* _Brief_
Gather all lines from the material that contain the word "Hours".

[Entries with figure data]
╔══
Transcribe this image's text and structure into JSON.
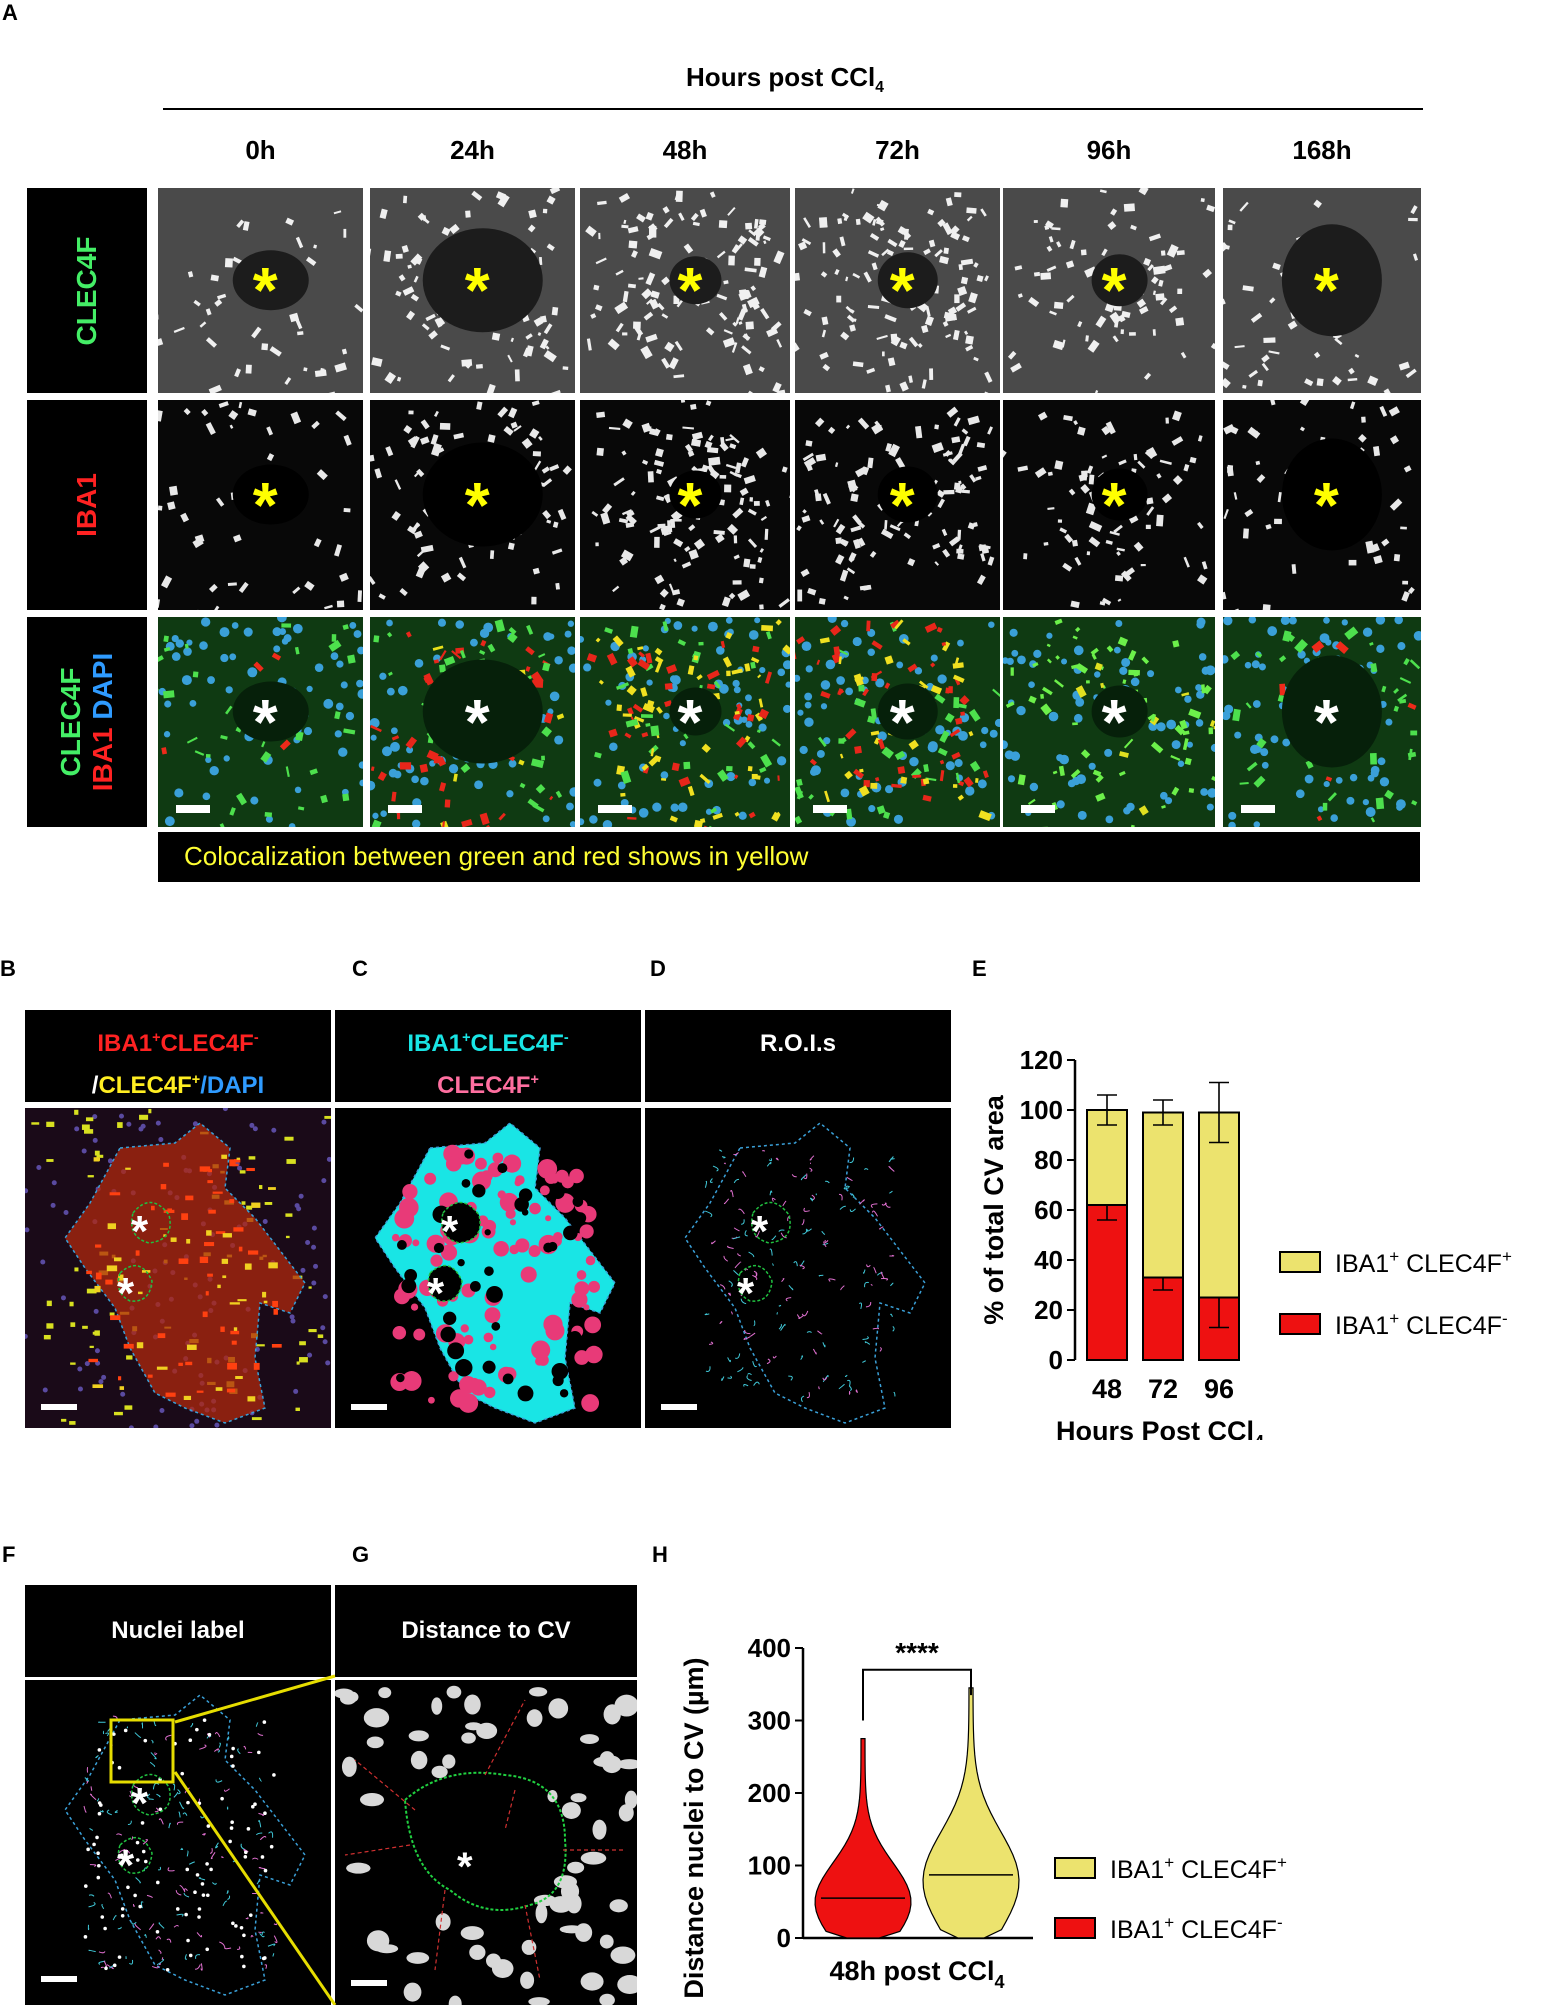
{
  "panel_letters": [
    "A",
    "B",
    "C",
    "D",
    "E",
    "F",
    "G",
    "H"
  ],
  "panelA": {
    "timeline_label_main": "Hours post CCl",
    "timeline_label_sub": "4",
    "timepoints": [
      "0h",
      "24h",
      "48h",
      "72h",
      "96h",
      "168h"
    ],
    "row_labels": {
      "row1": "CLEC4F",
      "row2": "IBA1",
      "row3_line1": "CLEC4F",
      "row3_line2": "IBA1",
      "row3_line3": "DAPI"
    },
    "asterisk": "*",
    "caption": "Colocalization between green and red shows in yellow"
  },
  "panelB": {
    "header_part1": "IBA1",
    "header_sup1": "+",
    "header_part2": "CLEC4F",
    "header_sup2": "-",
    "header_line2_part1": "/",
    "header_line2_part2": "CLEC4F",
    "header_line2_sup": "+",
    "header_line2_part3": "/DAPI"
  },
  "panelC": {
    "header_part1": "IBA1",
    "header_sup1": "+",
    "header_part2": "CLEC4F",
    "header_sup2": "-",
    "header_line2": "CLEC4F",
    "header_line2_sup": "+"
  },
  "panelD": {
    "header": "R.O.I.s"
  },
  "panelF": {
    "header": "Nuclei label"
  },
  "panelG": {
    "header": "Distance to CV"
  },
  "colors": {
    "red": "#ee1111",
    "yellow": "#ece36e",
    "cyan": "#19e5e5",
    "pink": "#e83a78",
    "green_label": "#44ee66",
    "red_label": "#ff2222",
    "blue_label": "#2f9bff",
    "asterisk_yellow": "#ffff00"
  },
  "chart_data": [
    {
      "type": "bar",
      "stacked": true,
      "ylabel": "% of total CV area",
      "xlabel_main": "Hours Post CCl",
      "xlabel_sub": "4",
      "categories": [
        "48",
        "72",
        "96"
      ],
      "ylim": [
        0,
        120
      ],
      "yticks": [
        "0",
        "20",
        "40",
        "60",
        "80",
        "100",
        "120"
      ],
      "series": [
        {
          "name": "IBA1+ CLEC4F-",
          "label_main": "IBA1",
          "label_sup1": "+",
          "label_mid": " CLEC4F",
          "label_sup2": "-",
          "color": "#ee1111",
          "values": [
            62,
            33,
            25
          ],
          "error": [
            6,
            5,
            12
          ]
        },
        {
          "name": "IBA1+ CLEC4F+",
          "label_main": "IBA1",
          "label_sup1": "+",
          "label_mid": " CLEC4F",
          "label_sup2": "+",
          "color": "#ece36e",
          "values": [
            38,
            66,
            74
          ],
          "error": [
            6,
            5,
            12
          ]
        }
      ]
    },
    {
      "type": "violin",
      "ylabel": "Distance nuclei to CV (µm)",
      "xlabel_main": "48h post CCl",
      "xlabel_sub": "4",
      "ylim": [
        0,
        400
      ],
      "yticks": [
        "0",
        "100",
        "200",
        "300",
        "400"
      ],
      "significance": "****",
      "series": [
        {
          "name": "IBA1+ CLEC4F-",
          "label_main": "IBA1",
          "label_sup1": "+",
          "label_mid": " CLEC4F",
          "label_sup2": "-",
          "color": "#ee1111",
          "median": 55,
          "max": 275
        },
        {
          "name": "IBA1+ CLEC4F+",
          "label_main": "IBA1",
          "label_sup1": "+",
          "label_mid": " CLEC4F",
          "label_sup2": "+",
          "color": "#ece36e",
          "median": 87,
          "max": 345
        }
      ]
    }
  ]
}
╚══
* _Result for this task_
    "timeline_label_main": "Hours post CCl",
      "xlabel_main": "Hours Post CCl",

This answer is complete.